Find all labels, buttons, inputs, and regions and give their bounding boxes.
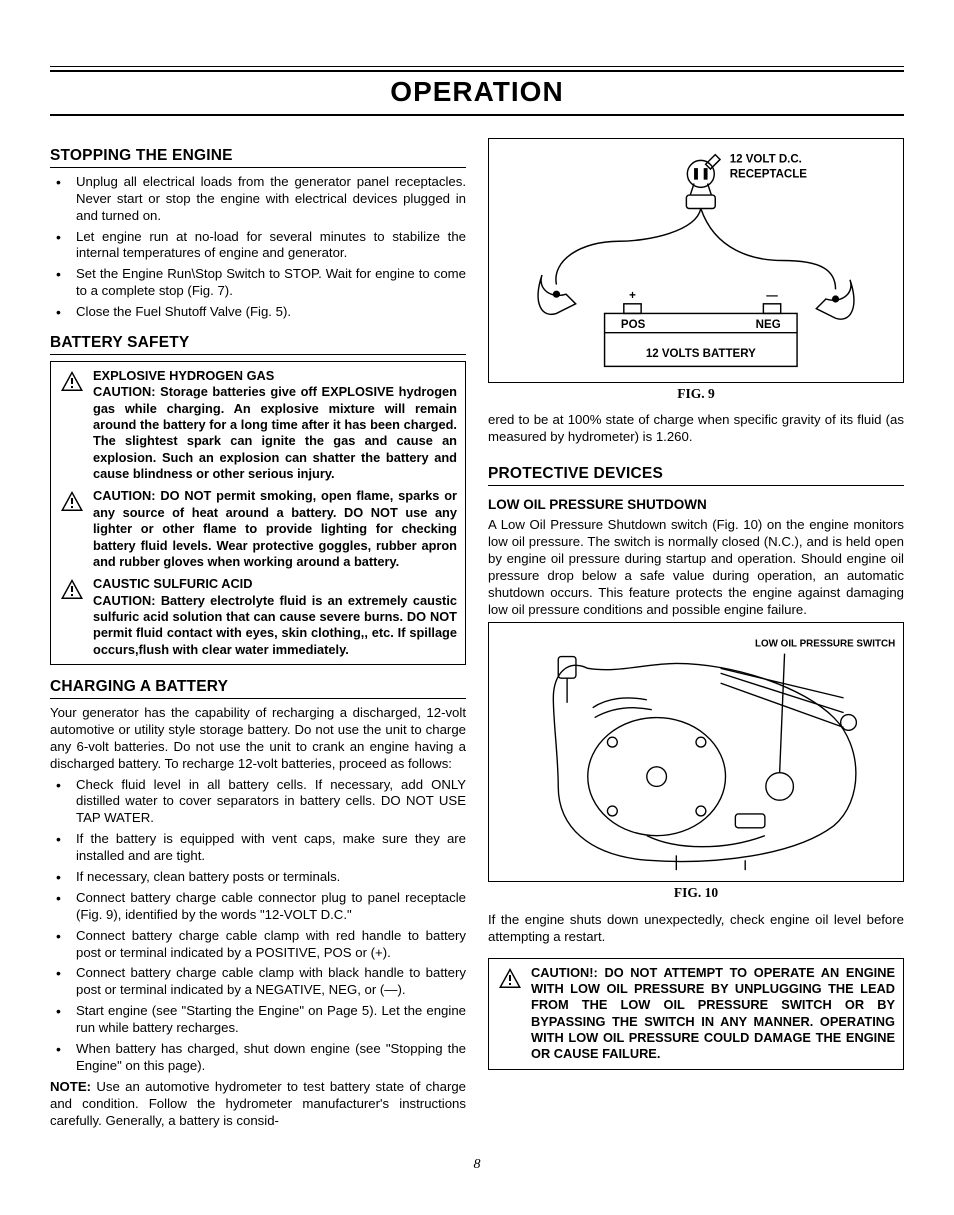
caution-explosive-gas: EXPLOSIVE HYDROGEN GAS CAUTION: Storage …: [59, 368, 457, 483]
figure-10: LOW OIL PRESSURE SWITCH: [488, 622, 904, 882]
warning-triangle-icon: [59, 576, 85, 658]
right-column: 12 VOLT D.C. RECEPTACLE: [488, 134, 904, 1133]
charging-note: NOTE: Use an automotive hydrometer to te…: [50, 1079, 466, 1130]
fig9-label-receptacle-l1: 12 VOLT D.C.: [730, 153, 802, 165]
caution-body: CAUTION: Battery electrolyte fluid is an…: [93, 593, 457, 657]
figure-9-caption: FIG. 9: [488, 385, 904, 402]
fig9-battery-label: 12 VOLTS BATTERY: [646, 348, 756, 360]
list-item: Let engine run at no-load for several mi…: [50, 229, 466, 263]
after-fig9-para: ered to be at 100% state of charge when …: [488, 412, 904, 446]
fig9-pos-symbol: +: [629, 290, 636, 302]
fig9-pos: POS: [621, 319, 646, 331]
fig10-label: LOW OIL PRESSURE SWITCH: [755, 639, 895, 650]
caution-body: CAUTION: DO NOT permit smoking, open fla…: [93, 488, 457, 570]
warning-triangle-icon: [59, 368, 85, 483]
list-item: Connect battery charge cable clamp with …: [50, 965, 466, 999]
caution-title: EXPLOSIVE HYDROGEN GAS: [93, 368, 274, 383]
caution-text: EXPLOSIVE HYDROGEN GAS CAUTION: Storage …: [93, 368, 457, 483]
heading-protective-devices: PROTECTIVE DEVICES: [488, 464, 904, 486]
fig9-neg-symbol: —: [766, 290, 778, 302]
heading-battery-safety: BATTERY SAFETY: [50, 333, 466, 355]
list-item: Start engine (see "Starting the Engine" …: [50, 1003, 466, 1037]
fig9-neg: NEG: [756, 319, 781, 331]
final-caution-box: CAUTION!: DO NOT ATTEMPT TO OPERATE AN E…: [488, 958, 904, 1070]
caution-sulfuric-acid: CAUSTIC SULFURIC ACID CAUTION: Battery e…: [59, 576, 457, 658]
restart-para: If the engine shuts down unexpectedly, c…: [488, 912, 904, 946]
warning-triangle-icon: [59, 488, 85, 570]
charging-bullets: Check fluid level in all battery cells. …: [50, 777, 466, 1075]
note-label: NOTE:: [50, 1079, 91, 1094]
main-columns: STOPPING THE ENGINE Unplug all electrica…: [50, 134, 904, 1133]
left-column: STOPPING THE ENGINE Unplug all electrica…: [50, 134, 466, 1133]
final-caution-text: CAUTION!: DO NOT ATTEMPT TO OPERATE AN E…: [531, 965, 895, 1063]
page-title: OPERATION: [50, 70, 904, 116]
list-item: Connect battery charge cable clamp with …: [50, 928, 466, 962]
note-body: Use an automotive hydrometer to test bat…: [50, 1079, 466, 1128]
list-item: When battery has charged, shut down engi…: [50, 1041, 466, 1075]
list-item: Check fluid level in all battery cells. …: [50, 777, 466, 828]
charging-intro: Your generator has the capability of rec…: [50, 705, 466, 773]
list-item: If necessary, clean battery posts or ter…: [50, 869, 466, 886]
caution-title: CAUSTIC SULFURIC ACID: [93, 576, 252, 591]
stopping-bullets: Unplug all electrical loads from the gen…: [50, 174, 466, 321]
list-item: Close the Fuel Shutoff Valve (Fig. 5).: [50, 304, 466, 321]
heading-stopping-engine: STOPPING THE ENGINE: [50, 146, 466, 168]
caution-no-smoking: CAUTION: DO NOT permit smoking, open fla…: [59, 488, 457, 570]
list-item: Unplug all electrical loads from the gen…: [50, 174, 466, 225]
battery-caution-box: EXPLOSIVE HYDROGEN GAS CAUTION: Storage …: [50, 361, 466, 665]
warning-triangle-icon: [497, 965, 523, 1063]
figure-10-caption: FIG. 10: [488, 884, 904, 901]
list-item: Set the Engine Run\Stop Switch to STOP. …: [50, 266, 466, 300]
heading-charging-battery: CHARGING A BATTERY: [50, 677, 466, 699]
page-number: 8: [50, 1157, 904, 1173]
caution-text: CAUSTIC SULFURIC ACID CAUTION: Battery e…: [93, 576, 457, 658]
subheading-low-oil: LOW OIL PRESSURE SHUTDOWN: [488, 496, 904, 513]
figure-9: 12 VOLT D.C. RECEPTACLE: [488, 138, 904, 383]
fig9-label-receptacle-l2: RECEPTACLE: [730, 169, 808, 181]
caution-body: CAUTION: Storage batteries give off EXPL…: [93, 384, 457, 481]
low-oil-para: A Low Oil Pressure Shutdown switch (Fig.…: [488, 517, 904, 618]
list-item: If the battery is equipped with vent cap…: [50, 831, 466, 865]
list-item: Connect battery charge cable connector p…: [50, 890, 466, 924]
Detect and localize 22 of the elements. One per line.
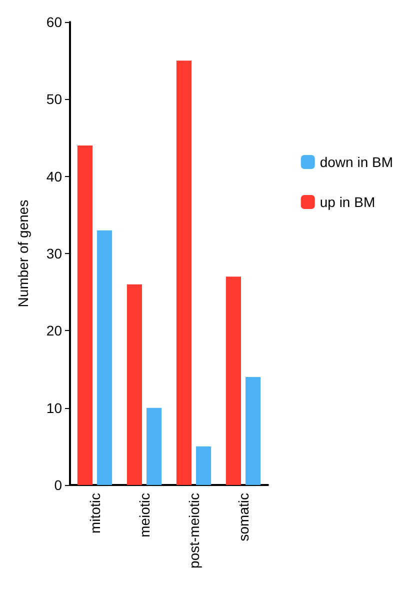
bar: [146, 408, 162, 485]
bar: [97, 230, 112, 485]
legend-label: down in BM: [320, 154, 394, 170]
y-tick-label: 30: [46, 246, 62, 262]
y-tick-label: 60: [46, 14, 62, 30]
y-axis-title: Number of genes: [15, 200, 31, 308]
y-tick-label: 50: [46, 91, 62, 108]
bar: [246, 376, 261, 485]
legend-label: up in BM: [320, 194, 376, 210]
y-tick-label: 0: [54, 477, 62, 493]
x-tick-label: meiotic: [136, 493, 152, 538]
x-tick-label: somatic: [235, 493, 252, 542]
bar: [226, 276, 241, 485]
y-tick-label: 20: [46, 322, 62, 339]
x-tick-label: post-meiotic: [186, 493, 202, 568]
x-tick-label: mitotic: [86, 493, 103, 534]
y-tick-label: 40: [46, 168, 62, 184]
bar: [176, 60, 192, 485]
bar: [196, 446, 212, 485]
bar: [77, 145, 92, 485]
y-tick-label: 10: [46, 400, 62, 416]
bar: [126, 284, 142, 485]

━━━━━━━━━━━━━━━━━━━━━━━━━━━━━━

*Instructions for the task*: In the entries above, find each line with the word "symbol" and return it.

*Expected output*:
fig9-pos-symbol: +: [629, 290, 636, 302]
fig9-neg-symbol: —: [766, 290, 778, 302]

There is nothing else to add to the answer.